Top of INPUT MATERIAL
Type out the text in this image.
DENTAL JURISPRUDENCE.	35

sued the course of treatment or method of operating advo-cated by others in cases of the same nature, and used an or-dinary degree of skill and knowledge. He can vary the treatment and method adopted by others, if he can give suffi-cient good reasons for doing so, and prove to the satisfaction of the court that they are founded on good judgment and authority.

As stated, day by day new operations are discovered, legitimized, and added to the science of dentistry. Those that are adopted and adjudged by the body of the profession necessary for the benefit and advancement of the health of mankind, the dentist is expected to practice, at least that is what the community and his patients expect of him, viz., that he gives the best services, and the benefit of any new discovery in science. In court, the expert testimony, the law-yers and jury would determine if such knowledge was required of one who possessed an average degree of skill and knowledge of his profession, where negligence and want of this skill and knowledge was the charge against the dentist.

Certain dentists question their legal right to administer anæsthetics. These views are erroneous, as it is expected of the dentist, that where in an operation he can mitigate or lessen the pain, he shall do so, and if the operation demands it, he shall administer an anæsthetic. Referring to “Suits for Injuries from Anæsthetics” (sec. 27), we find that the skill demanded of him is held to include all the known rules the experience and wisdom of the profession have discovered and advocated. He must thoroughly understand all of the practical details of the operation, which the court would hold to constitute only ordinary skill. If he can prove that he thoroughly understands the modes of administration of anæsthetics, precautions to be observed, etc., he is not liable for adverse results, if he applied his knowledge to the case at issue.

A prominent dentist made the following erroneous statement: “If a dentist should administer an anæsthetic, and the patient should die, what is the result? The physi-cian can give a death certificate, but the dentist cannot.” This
Bottom of INPUT MATERIAL
Top of INPUT MATERIAL
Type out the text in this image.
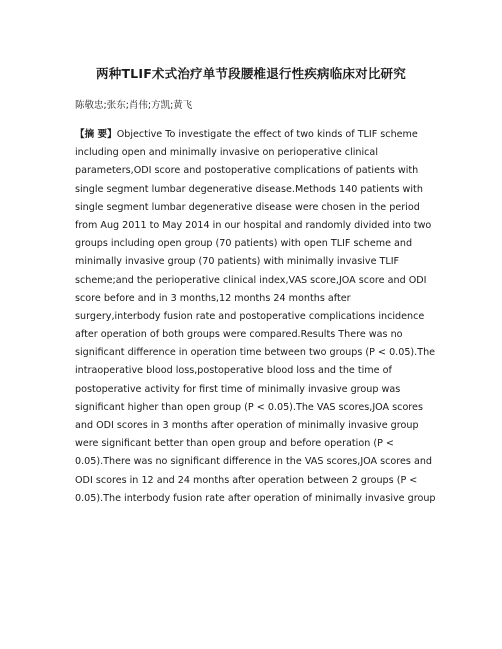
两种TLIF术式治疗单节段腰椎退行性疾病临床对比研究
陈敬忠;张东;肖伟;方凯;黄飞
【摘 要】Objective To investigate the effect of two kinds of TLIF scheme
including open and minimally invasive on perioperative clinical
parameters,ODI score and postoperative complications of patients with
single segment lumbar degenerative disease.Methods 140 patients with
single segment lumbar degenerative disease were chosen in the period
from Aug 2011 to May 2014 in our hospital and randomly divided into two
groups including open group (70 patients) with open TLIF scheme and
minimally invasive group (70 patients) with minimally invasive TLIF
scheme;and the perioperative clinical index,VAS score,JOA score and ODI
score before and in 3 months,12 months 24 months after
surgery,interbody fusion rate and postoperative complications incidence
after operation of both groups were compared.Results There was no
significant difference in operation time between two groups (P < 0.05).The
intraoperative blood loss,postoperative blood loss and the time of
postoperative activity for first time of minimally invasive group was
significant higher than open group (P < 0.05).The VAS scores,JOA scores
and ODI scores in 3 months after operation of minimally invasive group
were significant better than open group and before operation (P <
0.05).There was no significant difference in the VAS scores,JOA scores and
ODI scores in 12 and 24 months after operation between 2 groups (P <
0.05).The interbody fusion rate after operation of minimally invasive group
Bottom of INPUT MATERIAL
**ACTION ITEM:**
Nothing but the lines with "difference" should be returned, copied from the entries above.

**OUTPUT OF THE EXERCISE:**
significant difference in operation time between two groups (P < 0.05).The
0.05).There was no significant difference in the VAS scores,JOA scores and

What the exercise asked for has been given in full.